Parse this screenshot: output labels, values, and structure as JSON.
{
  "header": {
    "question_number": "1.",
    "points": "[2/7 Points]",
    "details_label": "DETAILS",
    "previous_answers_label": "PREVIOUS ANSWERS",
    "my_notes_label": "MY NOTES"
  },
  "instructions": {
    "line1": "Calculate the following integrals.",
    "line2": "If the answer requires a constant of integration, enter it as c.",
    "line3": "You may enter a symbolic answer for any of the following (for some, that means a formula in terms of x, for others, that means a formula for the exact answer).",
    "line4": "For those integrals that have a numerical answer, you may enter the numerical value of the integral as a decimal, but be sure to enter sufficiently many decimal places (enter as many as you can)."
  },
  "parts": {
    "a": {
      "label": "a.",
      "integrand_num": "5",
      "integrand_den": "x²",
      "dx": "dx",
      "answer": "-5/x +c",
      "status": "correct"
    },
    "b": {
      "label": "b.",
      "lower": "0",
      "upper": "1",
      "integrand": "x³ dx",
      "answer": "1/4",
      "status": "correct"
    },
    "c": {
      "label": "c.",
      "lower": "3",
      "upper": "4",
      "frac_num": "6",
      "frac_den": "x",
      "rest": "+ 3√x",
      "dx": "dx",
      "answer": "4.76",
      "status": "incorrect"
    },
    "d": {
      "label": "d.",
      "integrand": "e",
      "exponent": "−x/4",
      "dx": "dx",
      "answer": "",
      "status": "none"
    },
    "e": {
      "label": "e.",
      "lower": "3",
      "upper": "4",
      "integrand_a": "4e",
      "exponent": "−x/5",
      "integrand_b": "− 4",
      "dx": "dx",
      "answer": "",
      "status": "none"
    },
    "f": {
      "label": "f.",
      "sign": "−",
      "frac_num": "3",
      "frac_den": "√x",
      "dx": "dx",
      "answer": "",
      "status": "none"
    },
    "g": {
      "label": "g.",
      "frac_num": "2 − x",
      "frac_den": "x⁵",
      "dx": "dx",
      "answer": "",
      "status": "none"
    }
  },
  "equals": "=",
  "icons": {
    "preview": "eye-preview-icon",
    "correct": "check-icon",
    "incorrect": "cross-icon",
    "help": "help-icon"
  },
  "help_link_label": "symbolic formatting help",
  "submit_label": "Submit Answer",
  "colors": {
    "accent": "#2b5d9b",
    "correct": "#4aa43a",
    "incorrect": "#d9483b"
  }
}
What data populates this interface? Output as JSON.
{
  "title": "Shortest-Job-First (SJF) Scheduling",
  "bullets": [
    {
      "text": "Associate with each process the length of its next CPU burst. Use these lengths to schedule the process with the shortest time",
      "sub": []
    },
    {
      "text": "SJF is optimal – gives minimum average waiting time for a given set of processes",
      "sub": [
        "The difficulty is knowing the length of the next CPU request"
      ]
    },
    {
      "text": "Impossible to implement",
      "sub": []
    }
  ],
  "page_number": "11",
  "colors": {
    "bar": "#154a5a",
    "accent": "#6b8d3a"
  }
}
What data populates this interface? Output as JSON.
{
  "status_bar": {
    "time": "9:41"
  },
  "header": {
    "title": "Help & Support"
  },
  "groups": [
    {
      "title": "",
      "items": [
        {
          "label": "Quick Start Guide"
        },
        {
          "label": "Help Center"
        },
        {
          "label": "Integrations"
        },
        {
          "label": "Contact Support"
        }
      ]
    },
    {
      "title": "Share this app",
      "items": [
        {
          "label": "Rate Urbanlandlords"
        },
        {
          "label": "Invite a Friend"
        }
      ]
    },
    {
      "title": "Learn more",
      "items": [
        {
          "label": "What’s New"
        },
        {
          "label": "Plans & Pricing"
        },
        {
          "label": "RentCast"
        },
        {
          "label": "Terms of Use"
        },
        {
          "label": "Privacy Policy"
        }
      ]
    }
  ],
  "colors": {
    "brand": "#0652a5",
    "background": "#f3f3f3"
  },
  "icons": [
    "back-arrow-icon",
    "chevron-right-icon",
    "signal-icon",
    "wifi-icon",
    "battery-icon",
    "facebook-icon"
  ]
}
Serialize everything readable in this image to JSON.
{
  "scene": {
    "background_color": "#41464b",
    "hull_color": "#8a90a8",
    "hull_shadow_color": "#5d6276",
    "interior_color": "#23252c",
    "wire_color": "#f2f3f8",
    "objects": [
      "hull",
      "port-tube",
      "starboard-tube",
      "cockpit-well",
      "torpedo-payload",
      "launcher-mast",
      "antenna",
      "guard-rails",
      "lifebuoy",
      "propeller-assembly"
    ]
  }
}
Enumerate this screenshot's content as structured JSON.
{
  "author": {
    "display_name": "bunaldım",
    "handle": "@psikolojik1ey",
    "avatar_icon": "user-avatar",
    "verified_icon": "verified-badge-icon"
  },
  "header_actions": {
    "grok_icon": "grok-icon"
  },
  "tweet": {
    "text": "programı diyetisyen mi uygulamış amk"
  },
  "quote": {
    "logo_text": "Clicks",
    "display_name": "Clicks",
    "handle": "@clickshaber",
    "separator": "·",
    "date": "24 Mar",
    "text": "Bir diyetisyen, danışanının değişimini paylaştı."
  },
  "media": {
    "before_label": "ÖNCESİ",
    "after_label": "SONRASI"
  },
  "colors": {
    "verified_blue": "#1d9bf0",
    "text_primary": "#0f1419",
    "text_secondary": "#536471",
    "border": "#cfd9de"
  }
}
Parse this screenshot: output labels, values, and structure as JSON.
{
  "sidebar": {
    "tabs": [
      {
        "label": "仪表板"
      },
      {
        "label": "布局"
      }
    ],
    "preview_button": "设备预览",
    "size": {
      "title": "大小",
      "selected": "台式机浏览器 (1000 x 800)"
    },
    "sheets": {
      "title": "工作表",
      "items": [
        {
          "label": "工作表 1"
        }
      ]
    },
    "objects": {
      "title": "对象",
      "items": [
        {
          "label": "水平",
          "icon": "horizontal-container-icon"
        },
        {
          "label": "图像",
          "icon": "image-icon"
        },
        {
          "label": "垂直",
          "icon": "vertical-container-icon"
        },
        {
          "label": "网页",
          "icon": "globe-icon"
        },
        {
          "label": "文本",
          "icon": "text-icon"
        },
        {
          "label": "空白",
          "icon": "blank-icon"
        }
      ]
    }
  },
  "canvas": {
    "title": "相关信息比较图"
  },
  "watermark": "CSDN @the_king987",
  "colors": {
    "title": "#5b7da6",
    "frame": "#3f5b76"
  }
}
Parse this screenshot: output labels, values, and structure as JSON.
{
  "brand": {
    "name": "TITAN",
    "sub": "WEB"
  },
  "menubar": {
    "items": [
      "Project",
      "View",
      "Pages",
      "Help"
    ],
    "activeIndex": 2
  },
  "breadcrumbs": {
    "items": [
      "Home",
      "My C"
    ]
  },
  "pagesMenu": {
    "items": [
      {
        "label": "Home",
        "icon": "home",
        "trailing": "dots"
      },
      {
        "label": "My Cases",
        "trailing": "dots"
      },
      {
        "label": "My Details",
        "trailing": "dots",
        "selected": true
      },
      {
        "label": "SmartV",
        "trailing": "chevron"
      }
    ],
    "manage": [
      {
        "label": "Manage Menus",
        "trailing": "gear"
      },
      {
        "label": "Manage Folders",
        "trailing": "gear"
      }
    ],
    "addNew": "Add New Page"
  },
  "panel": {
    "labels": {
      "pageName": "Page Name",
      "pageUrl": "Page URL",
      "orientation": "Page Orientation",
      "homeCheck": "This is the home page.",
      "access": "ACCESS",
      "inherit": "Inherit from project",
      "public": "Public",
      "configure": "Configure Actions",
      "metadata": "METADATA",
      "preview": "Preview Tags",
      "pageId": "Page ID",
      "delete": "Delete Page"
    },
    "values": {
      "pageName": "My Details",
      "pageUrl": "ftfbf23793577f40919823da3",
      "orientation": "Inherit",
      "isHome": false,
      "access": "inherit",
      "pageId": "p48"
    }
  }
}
**********
# STATED PROBLEM
Reproduce every line of the material above exactly.

# ANSWER TO THIS PROBLEM
Parse this screenshot: output labels, values, and structure as JSON.
{
  "header": {
    "question_number": "1.",
    "points": "[2/7 Points]",
    "details_label": "DETAILS",
    "previous_answers_label": "PREVIOUS ANSWERS",
    "my_notes_label": "MY NOTES"
  },
  "instructions": {
    "line1": "Calculate the following integrals.",
    "line2": "If the answer requires a constant of integration, enter it as c.",
    "line3": "You may enter a symbolic answer for any of the following (for some, that means a formula in terms of x, for others, that means a formula for the exact answer).",
    "line4": "For those integrals that have a numerical answer, you may enter the numerical value of the integral as a decimal, but be sure to enter sufficiently many decimal places (enter as many as you can)."
  },
  "parts": {
    "a": {
      "label": "a.",
      "integrand_num": "5",
      "integrand_den": "x²",
      "dx": "dx",
      "answer": "-5/x +c",
      "status": "correct"
    },
    "b": {
      "label": "b.",
      "lower": "0",
      "upper": "1",
      "integrand": "x³ dx",
      "answer": "1/4",
      "status": "correct"
    },
    "c": {
      "label": "c.",
      "lower": "3",
      "upper": "4",
      "frac_num": "6",
      "frac_den": "x",
      "rest": "+ 3√x",
      "dx": "dx",
      "answer": "4.76",
      "status": "incorrect"
    },
    "d": {
      "label": "d.",
      "integrand": "e",
      "exponent": "−x/4",
      "dx": "dx",
      "answer": "",
      "status": "none"
    },
    "e": {
      "label": "e.",
      "lower": "3",
      "upper": "4",
      "integrand_a": "4e",
      "exponent": "−x/5",
      "integrand_b": "− 4",
      "dx": "dx",
      "answer": "",
      "status": "none"
    },
    "f": {
      "label": "f.",
      "sign": "−",
      "frac_num": "3",
      "frac_den": "√x",
      "dx": "dx",
      "answer": "",
      "status": "none"
    },
    "g": {
      "label": "g.",
      "frac_num": "2 − x",
      "frac_den": "x⁵",
      "dx": "dx",
      "answer": "",
      "status": "none"
    }
  },
  "equals": "=",
  "icons": {
    "preview": "eye-preview-icon",
    "correct": "check-icon",
    "incorrect": "cross-icon",
    "help": "help-icon"
  },
  "help_link_label": "symbolic formatting help",
  "submit_label": "Submit Answer",
  "colors": {
    "accent": "#2b5d9b",
    "correct": "#4aa43a",
    "incorrect": "#d9483b"
  }
}
What data populates this interface? Output as JSON.
{
  "title": "Shortest-Job-First (SJF) Scheduling",
  "bullets": [
    {
      "text": "Associate with each process the length of its next CPU burst. Use these lengths to schedule the process with the shortest time",
      "sub": []
    },
    {
      "text": "SJF is optimal – gives minimum average waiting time for a given set of processes",
      "sub": [
        "The difficulty is knowing the length of the next CPU request"
      ]
    },
    {
      "text": "Impossible to implement",
      "sub": []
    }
  ],
  "page_number": "11",
  "colors": {
    "bar": "#154a5a",
    "accent": "#6b8d3a"
  }
}
What data populates this interface? Output as JSON.
{
  "status_bar": {
    "time": "9:41"
  },
  "header": {
    "title": "Help & Support"
  },
  "groups": [
    {
      "title": "",
      "items": [
        {
          "label": "Quick Start Guide"
        },
        {
          "label": "Help Center"
        },
        {
          "label": "Integrations"
        },
        {
          "label": "Contact Support"
        }
      ]
    },
    {
      "title": "Share this app",
      "items": [
        {
          "label": "Rate Urbanlandlords"
        },
        {
          "label": "Invite a Friend"
        }
      ]
    },
    {
      "title": "Learn more",
      "items": [
        {
          "label": "What’s New"
        },
        {
          "label": "Plans & Pricing"
        },
        {
          "label": "RentCast"
        },
        {
          "label": "Terms of Use"
        },
        {
          "label": "Privacy Policy"
        }
      ]
    }
  ],
  "colors": {
    "brand": "#0652a5",
    "background": "#f3f3f3"
  },
  "icons": [
    "back-arrow-icon",
    "chevron-right-icon",
    "signal-icon",
    "wifi-icon",
    "battery-icon",
    "facebook-icon"
  ]
}
Serialize everything readable in this image to JSON.
{
  "scene": {
    "background_color": "#41464b",
    "hull_color": "#8a90a8",
    "hull_shadow_color": "#5d6276",
    "interior_color": "#23252c",
    "wire_color": "#f2f3f8",
    "objects": [
      "hull",
      "port-tube",
      "starboard-tube",
      "cockpit-well",
      "torpedo-payload",
      "launcher-mast",
      "antenna",
      "guard-rails",
      "lifebuoy",
      "propeller-assembly"
    ]
  }
}
Enumerate this screenshot's content as structured JSON.
{
  "author": {
    "display_name": "bunaldım",
    "handle": "@psikolojik1ey",
    "avatar_icon": "user-avatar",
    "verified_icon": "verified-badge-icon"
  },
  "header_actions": {
    "grok_icon": "grok-icon"
  },
  "tweet": {
    "text": "programı diyetisyen mi uygulamış amk"
  },
  "quote": {
    "logo_text": "Clicks",
    "display_name": "Clicks",
    "handle": "@clickshaber",
    "separator": "·",
    "date": "24 Mar",
    "text": "Bir diyetisyen, danışanının değişimini paylaştı."
  },
  "media": {
    "before_label": "ÖNCESİ",
    "after_label": "SONRASI"
  },
  "colors": {
    "verified_blue": "#1d9bf0",
    "text_primary": "#0f1419",
    "text_secondary": "#536471",
    "border": "#cfd9de"
  }
}
Parse this screenshot: output labels, values, and structure as JSON.
{
  "sidebar": {
    "tabs": [
      {
        "label": "仪表板"
      },
      {
        "label": "布局"
      }
    ],
    "preview_button": "设备预览",
    "size": {
      "title": "大小",
      "selected": "台式机浏览器 (1000 x 800)"
    },
    "sheets": {
      "title": "工作表",
      "items": [
        {
          "label": "工作表 1"
        }
      ]
    },
    "objects": {
      "title": "对象",
      "items": [
        {
          "label": "水平",
          "icon": "horizontal-container-icon"
        },
        {
          "label": "图像",
          "icon": "image-icon"
        },
        {
          "label": "垂直",
          "icon": "vertical-container-icon"
        },
        {
          "label": "网页",
          "icon": "globe-icon"
        },
        {
          "label": "文本",
          "icon": "text-icon"
        },
        {
          "label": "空白",
          "icon": "blank-icon"
        }
      ]
    }
  },
  "canvas": {
    "title": "相关信息比较图"
  },
  "watermark": "CSDN @the_king987",
  "colors": {
    "title": "#5b7da6",
    "frame": "#3f5b76"
  }
}
Parse this screenshot: output labels, values, and structure as JSON.
{
  "brand": {
    "name": "TITAN",
    "sub": "WEB"
  },
  "menubar": {
    "items": [
      "Project",
      "View",
      "Pages",
      "Help"
    ],
    "activeIndex": 2
  },
  "breadcrumbs": {
    "items": [
      "Home",
      "My C"
    ]
  },
  "pagesMenu": {
    "items": [
      {
        "label": "Home",
        "icon": "home",
        "trailing": "dots"
      },
      {
        "label": "My Cases",
        "trailing": "dots"
      },
      {
        "label": "My Details",
        "trailing": "dots",
        "selected": true
      },
      {
        "label": "SmartV",
        "trailing": "chevron"
      }
    ],
    "manage": [
      {
        "label": "Manage Menus",
        "trailing": "gear"
      },
      {
        "label": "Manage Folders",
        "trailing": "gear"
      }
    ],
    "addNew": "Add New Page"
  },
  "panel": {
    "labels": {
      "pageName": "Page Name",
      "pageUrl": "Page URL",
      "orientation": "Page Orientation",
      "homeCheck": "This is the home page.",
      "access": "ACCESS",
      "inherit": "Inherit from project",
      "public": "Public",
      "configure": "Configure Actions",
      "metadata": "METADATA",
      "preview": "Preview Tags",
      "pageId": "Page ID",
      "delete": "Delete Page"
    },
    "values": {
      "pageName": "My Details",
      "pageUrl": "ftfbf23793577f40919823da3",
      "orientation": "Inherit",
      "isHome": false,
      "access": "inherit",
      "pageId": "p48"
    }
  }
}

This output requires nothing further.